■ Exercise details ■
All entries below need to be written out exactly, but without their pictures.

********

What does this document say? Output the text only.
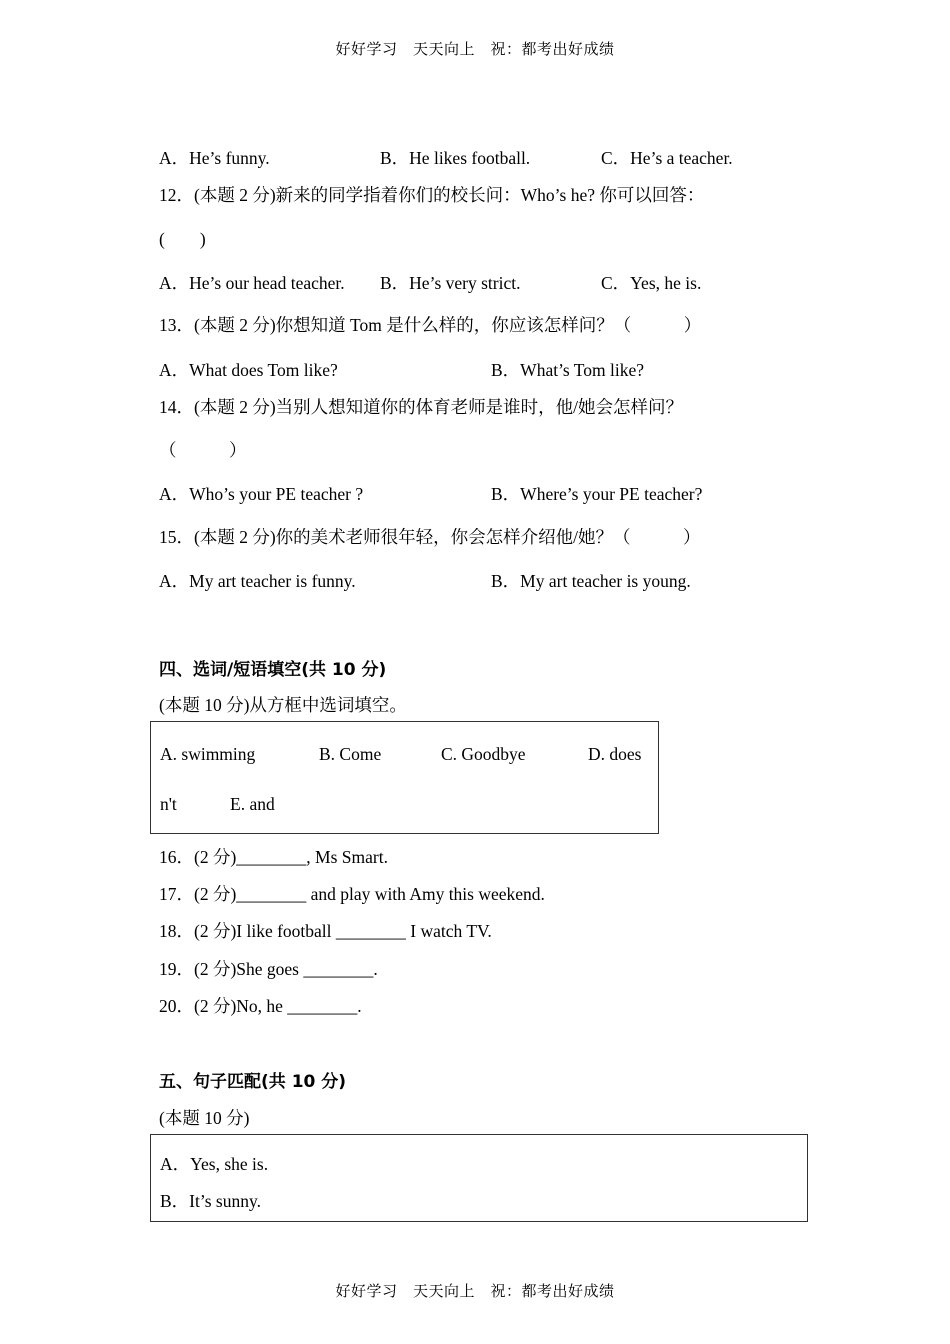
好好学习　天天向上　祝：都考出好成绩
A．He’s funny.	B．He likes football.	C．He’s a teacher.
12．(本题 2 分)新来的同学指着你们的校长问：Who’s he? 你可以回答：
(　　)
A．He’s our head teacher. B．He’s very strict.	C．Yes, he is.
13．(本题 2 分)你想知道 Tom 是什么样的，你应该怎样问？（　　　）
A．What does Tom like?	B．What’s Tom like?
14．(本题 2 分)当别人想知道你的体育老师是谁时，他/她会怎样问？
（　　　）
A．Who’s your PE teacher ?	B．Where’s your PE teacher?
15．(本题 2 分)你的美术老师很年轻，你会怎样介绍他/她？（　　　）
A．My art teacher is funny.	B．My art teacher is young.
四、选词/短语填空(共 10 分)
(本题 10 分)从方框中选词填空。
A. swimming	B. Come	C. Goodbye	D. does
n't	E. and
16．(2 分)________, Ms Smart.
17．(2 分)________ and play with Amy this weekend.
18．(2 分)I like football ________ I watch TV.
19．(2 分)She goes ________.
20．(2 分)No, he ________.
五、句子匹配(共 10 分)
(本题 10 分)
A．Yes, she is.
B．It’s sunny.
好好学习　天天向上　祝：都考出好成绩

********

■ Solved exercise ■
What does this document say? Output the text only.
好好学习　天天向上　祝：都考出好成绩
A．He’s funny.	B．He likes football.	C．He’s a teacher.
12．(本题 2 分)新来的同学指着你们的校长问：Who’s he? 你可以回答：
(　　)
A．He’s our head teacher. B．He’s very strict.	C．Yes, he is.
13．(本题 2 分)你想知道 Tom 是什么样的，你应该怎样问？（　　　）
A．What does Tom like?	B．What’s Tom like?
14．(本题 2 分)当别人想知道你的体育老师是谁时，他/她会怎样问？
（　　　）
A．Who’s your PE teacher ?	B．Where’s your PE teacher?
15．(本题 2 分)你的美术老师很年轻，你会怎样介绍他/她？（　　　）
A．My art teacher is funny.	B．My art teacher is young.
四、选词/短语填空(共 10 分)
(本题 10 分)从方框中选词填空。
A. swimming	B. Come	C. Goodbye	D. does
n't	E. and
16．(2 分)________, Ms Smart.
17．(2 分)________ and play with Amy this weekend.
18．(2 分)I like football ________ I watch TV.
19．(2 分)She goes ________.
20．(2 分)No, he ________.
五、句子匹配(共 10 分)
(本题 10 分)
A．Yes, she is.
B．It’s sunny.
好好学习　天天向上　祝：都考出好成绩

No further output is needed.